Stated goal
Provide an exact copy of the data, excluding the images.

Task material
▬▬▬▬▬▬
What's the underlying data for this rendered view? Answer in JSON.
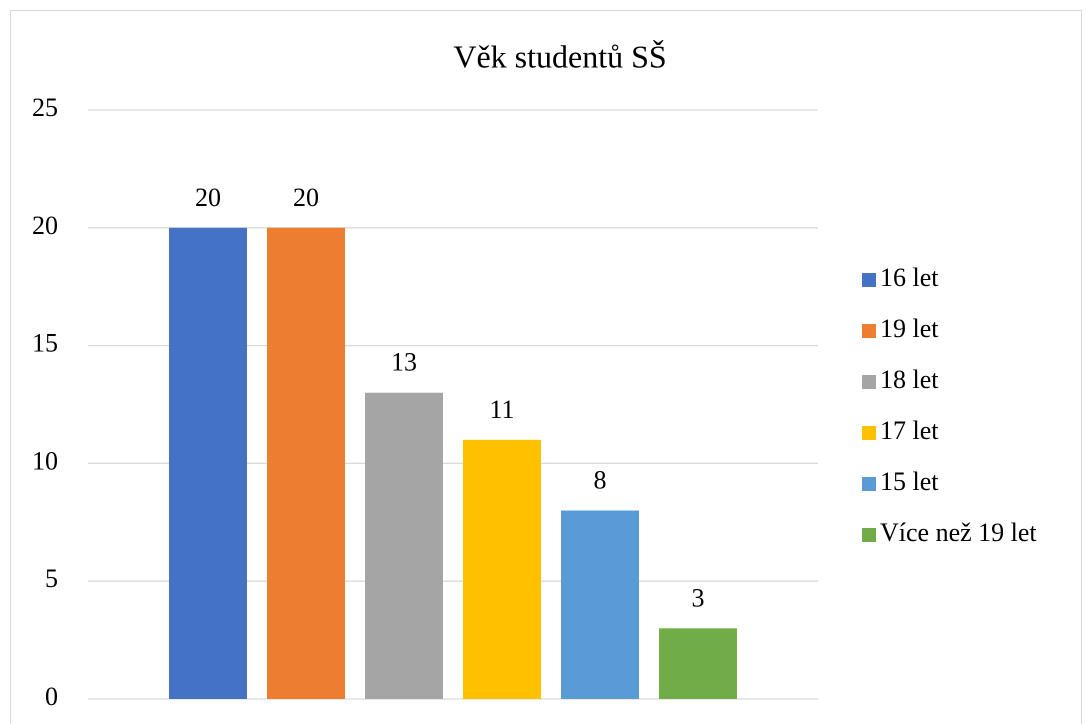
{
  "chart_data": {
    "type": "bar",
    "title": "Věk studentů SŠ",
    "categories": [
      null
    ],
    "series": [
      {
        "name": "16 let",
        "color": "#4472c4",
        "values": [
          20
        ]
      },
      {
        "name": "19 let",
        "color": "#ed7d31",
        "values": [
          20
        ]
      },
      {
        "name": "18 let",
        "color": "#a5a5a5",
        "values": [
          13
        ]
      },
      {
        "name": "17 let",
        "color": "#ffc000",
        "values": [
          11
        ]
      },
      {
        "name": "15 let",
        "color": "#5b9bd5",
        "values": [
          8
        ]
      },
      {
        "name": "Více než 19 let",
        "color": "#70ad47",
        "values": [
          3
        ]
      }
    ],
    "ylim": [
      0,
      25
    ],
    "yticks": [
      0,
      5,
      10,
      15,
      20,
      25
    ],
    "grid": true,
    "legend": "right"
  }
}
▬▬▬▬▬▬
Answer to the task
What's the underlying data for this rendered view? Answer in JSON.
{
  "chart_data": {
    "type": "bar",
    "title": "Věk studentů SŠ",
    "categories": [
      null
    ],
    "series": [
      {
        "name": "16 let",
        "color": "#4472c4",
        "values": [
          20
        ]
      },
      {
        "name": "19 let",
        "color": "#ed7d31",
        "values": [
          20
        ]
      },
      {
        "name": "18 let",
        "color": "#a5a5a5",
        "values": [
          13
        ]
      },
      {
        "name": "17 let",
        "color": "#ffc000",
        "values": [
          11
        ]
      },
      {
        "name": "15 let",
        "color": "#5b9bd5",
        "values": [
          8
        ]
      },
      {
        "name": "Více než 19 let",
        "color": "#70ad47",
        "values": [
          3
        ]
      }
    ],
    "ylim": [
      0,
      25
    ],
    "yticks": [
      0,
      5,
      10,
      15,
      20,
      25
    ],
    "grid": true,
    "legend": "right"
  }
}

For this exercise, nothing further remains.